• Work to do
Copy out all lines with the word "Cold" in them.

• Input data
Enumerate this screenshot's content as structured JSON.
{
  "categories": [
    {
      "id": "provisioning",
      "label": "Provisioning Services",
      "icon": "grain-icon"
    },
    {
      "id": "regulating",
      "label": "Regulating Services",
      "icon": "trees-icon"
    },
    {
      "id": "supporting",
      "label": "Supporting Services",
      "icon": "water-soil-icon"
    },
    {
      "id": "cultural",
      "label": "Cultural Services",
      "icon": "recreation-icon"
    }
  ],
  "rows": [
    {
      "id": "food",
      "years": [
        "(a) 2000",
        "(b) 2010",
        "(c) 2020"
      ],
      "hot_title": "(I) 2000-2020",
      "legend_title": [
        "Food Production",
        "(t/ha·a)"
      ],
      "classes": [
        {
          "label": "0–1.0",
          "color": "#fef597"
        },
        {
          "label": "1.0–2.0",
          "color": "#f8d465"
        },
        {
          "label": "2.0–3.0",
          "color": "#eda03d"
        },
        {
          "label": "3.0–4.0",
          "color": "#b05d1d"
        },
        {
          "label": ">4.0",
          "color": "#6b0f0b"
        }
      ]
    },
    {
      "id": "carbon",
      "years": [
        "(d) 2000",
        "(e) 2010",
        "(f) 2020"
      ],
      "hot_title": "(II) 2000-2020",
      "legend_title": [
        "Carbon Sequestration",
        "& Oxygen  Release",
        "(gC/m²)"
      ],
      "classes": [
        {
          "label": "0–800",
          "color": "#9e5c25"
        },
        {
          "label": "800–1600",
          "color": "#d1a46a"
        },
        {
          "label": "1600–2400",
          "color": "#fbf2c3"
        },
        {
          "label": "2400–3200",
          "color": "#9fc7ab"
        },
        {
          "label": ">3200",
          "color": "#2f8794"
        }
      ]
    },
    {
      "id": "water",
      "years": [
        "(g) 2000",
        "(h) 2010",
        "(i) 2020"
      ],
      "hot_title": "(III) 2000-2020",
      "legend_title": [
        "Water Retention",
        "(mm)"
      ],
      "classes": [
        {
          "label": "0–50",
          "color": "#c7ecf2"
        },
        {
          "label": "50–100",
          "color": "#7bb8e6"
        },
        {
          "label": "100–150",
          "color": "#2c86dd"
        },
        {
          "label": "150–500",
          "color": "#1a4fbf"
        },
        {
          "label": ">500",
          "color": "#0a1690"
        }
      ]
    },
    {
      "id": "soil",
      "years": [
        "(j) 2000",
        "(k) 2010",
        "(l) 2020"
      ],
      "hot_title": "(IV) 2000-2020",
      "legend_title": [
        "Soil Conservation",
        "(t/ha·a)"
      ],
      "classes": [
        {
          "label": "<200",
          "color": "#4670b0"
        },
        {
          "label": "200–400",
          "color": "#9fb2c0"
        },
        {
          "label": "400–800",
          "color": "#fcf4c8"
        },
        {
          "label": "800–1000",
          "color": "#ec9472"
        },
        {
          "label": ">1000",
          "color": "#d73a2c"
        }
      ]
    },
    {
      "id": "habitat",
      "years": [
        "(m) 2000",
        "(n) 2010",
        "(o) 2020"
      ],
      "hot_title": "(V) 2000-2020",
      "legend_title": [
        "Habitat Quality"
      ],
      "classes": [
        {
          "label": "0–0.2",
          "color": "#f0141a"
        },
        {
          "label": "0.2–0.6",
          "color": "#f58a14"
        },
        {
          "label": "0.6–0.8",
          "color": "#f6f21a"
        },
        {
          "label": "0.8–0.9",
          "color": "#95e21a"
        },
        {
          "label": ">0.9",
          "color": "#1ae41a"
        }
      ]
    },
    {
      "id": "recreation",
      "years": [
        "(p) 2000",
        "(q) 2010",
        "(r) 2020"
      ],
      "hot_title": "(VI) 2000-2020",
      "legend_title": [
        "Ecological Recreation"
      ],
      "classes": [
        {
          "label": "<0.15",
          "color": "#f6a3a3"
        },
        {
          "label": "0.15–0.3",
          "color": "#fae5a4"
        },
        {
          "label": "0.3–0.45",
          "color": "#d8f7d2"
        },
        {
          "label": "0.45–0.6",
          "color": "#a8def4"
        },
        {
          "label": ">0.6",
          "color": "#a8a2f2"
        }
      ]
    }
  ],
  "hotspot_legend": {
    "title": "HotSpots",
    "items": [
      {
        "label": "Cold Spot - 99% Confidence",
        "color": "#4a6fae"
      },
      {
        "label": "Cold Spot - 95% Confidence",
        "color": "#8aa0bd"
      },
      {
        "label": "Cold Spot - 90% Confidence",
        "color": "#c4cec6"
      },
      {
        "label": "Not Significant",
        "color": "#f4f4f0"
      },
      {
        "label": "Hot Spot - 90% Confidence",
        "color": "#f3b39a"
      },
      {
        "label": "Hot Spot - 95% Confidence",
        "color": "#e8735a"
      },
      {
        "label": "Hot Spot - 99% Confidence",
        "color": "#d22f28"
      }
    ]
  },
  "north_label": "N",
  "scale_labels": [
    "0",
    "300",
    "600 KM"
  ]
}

• Answer to the problem
        "label": "Cold Spot - 99% Confidence",
        "label": "Cold Spot - 95% Confidence",
        "label": "Cold Spot - 90% Confidence",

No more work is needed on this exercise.